[MATERIAL FOR THIS EXERCISE]:
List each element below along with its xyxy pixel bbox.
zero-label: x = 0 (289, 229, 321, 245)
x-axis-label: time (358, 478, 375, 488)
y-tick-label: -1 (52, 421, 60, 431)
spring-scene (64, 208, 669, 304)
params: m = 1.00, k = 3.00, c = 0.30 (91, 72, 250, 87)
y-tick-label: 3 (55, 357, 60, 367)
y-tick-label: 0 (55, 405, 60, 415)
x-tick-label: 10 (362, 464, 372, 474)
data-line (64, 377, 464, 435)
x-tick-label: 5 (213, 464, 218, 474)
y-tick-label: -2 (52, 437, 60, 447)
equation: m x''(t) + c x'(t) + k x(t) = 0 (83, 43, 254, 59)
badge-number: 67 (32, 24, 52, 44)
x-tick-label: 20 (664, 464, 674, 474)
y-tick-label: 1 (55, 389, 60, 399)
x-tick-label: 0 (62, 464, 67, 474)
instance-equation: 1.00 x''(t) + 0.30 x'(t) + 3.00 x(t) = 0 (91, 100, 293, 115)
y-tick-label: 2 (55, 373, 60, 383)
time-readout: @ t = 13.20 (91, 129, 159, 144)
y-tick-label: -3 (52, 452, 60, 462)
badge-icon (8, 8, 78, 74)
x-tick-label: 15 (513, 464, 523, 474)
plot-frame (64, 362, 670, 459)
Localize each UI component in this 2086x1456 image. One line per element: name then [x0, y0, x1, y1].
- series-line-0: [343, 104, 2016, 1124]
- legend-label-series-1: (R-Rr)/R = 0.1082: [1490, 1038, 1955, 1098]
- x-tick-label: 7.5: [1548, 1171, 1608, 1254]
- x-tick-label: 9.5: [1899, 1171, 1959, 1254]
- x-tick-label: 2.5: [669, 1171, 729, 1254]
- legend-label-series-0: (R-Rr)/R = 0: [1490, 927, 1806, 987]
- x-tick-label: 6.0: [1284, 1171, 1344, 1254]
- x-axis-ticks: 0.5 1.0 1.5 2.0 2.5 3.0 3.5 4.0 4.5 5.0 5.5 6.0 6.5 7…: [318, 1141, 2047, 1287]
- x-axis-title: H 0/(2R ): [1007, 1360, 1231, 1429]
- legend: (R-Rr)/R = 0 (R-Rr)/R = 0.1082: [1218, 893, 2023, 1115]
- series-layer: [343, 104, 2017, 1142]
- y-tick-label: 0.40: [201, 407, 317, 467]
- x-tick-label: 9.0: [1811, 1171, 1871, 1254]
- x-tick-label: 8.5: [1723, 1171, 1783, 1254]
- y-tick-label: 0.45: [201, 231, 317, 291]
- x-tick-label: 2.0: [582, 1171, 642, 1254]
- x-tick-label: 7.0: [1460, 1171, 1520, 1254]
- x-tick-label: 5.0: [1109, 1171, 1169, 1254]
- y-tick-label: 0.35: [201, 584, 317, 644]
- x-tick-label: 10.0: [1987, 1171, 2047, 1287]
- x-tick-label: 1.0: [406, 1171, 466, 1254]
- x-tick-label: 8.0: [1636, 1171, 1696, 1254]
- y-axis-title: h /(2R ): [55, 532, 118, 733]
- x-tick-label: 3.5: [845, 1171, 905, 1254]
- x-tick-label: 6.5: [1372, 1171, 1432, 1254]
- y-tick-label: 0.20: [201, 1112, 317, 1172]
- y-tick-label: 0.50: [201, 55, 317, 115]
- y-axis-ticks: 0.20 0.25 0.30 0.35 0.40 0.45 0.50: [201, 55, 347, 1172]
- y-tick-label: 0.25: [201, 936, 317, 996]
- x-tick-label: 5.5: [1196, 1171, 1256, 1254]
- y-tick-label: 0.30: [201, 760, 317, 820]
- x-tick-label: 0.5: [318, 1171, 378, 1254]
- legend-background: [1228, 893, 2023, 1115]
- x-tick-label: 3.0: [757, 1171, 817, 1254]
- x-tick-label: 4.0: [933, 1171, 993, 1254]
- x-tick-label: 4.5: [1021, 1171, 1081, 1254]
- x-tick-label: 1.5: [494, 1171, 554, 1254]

[YOUR TASK]:
Write out the whole listing above again, keeping every line unchanged.

[EXERCISE SOLUTION]:
List each element below along with its xyxy pixel bbox.
zero-label: x = 0 (289, 229, 321, 245)
x-axis-label: time (358, 478, 375, 488)
y-tick-label: -1 (52, 421, 60, 431)
spring-scene (64, 208, 669, 304)
params: m = 1.00, k = 3.00, c = 0.30 (91, 72, 250, 87)
y-tick-label: 3 (55, 357, 60, 367)
y-tick-label: 0 (55, 405, 60, 415)
x-tick-label: 10 (362, 464, 372, 474)
data-line (64, 377, 464, 435)
x-tick-label: 5 (213, 464, 218, 474)
y-tick-label: -2 (52, 437, 60, 447)
equation: m x''(t) + c x'(t) + k x(t) = 0 (83, 43, 254, 59)
badge-number: 67 (32, 24, 52, 44)
x-tick-label: 20 (664, 464, 674, 474)
y-tick-label: 1 (55, 389, 60, 399)
x-tick-label: 0 (62, 464, 67, 474)
instance-equation: 1.00 x''(t) + 0.30 x'(t) + 3.00 x(t) = 0 (91, 100, 293, 115)
y-tick-label: 2 (55, 373, 60, 383)
time-readout: @ t = 13.20 (91, 129, 159, 144)
y-tick-label: -3 (52, 452, 60, 462)
badge-icon (8, 8, 78, 74)
x-tick-label: 15 (513, 464, 523, 474)
plot-frame (64, 362, 670, 459)
Localize each UI component in this 2086x1456 image. One line per element: name then [x0, y0, x1, y1].
- series-line-0: [343, 104, 2016, 1124]
- legend-label-series-1: (R-Rr)/R = 0.1082: [1490, 1038, 1955, 1098]
- x-tick-label: 7.5: [1548, 1171, 1608, 1254]
- x-tick-label: 9.5: [1899, 1171, 1959, 1254]
- x-tick-label: 2.5: [669, 1171, 729, 1254]
- legend-label-series-0: (R-Rr)/R = 0: [1490, 927, 1806, 987]
- x-tick-label: 6.0: [1284, 1171, 1344, 1254]
- x-axis-ticks: 0.5 1.0 1.5 2.0 2.5 3.0 3.5 4.0 4.5 5.0 5.5 6.0 6.5 7…: [318, 1141, 2047, 1287]
- x-axis-title: H 0/(2R ): [1007, 1360, 1231, 1429]
- legend: (R-Rr)/R = 0 (R-Rr)/R = 0.1082: [1218, 893, 2023, 1115]
- series-layer: [343, 104, 2017, 1142]
- y-tick-label: 0.40: [201, 407, 317, 467]
- x-tick-label: 9.0: [1811, 1171, 1871, 1254]
- x-tick-label: 8.5: [1723, 1171, 1783, 1254]
- y-tick-label: 0.45: [201, 231, 317, 291]
- x-tick-label: 2.0: [582, 1171, 642, 1254]
- x-tick-label: 7.0: [1460, 1171, 1520, 1254]
- x-tick-label: 5.0: [1109, 1171, 1169, 1254]
- y-tick-label: 0.35: [201, 584, 317, 644]
- x-tick-label: 10.0: [1987, 1171, 2047, 1287]
- x-tick-label: 1.0: [406, 1171, 466, 1254]
- x-tick-label: 8.0: [1636, 1171, 1696, 1254]
- y-axis-title: h /(2R ): [55, 532, 118, 733]
- x-tick-label: 3.5: [845, 1171, 905, 1254]
- x-tick-label: 6.5: [1372, 1171, 1432, 1254]
- y-tick-label: 0.20: [201, 1112, 317, 1172]
- y-tick-label: 0.50: [201, 55, 317, 115]
- y-axis-ticks: 0.20 0.25 0.30 0.35 0.40 0.45 0.50: [201, 55, 347, 1172]
- y-tick-label: 0.25: [201, 936, 317, 996]
- x-tick-label: 5.5: [1196, 1171, 1256, 1254]
- y-tick-label: 0.30: [201, 760, 317, 820]
- x-tick-label: 0.5: [318, 1171, 378, 1254]
- legend-background: [1228, 893, 2023, 1115]
- x-tick-label: 3.0: [757, 1171, 817, 1254]
- x-tick-label: 4.0: [933, 1171, 993, 1254]
- x-tick-label: 4.5: [1021, 1171, 1081, 1254]
- x-tick-label: 1.5: [494, 1171, 554, 1254]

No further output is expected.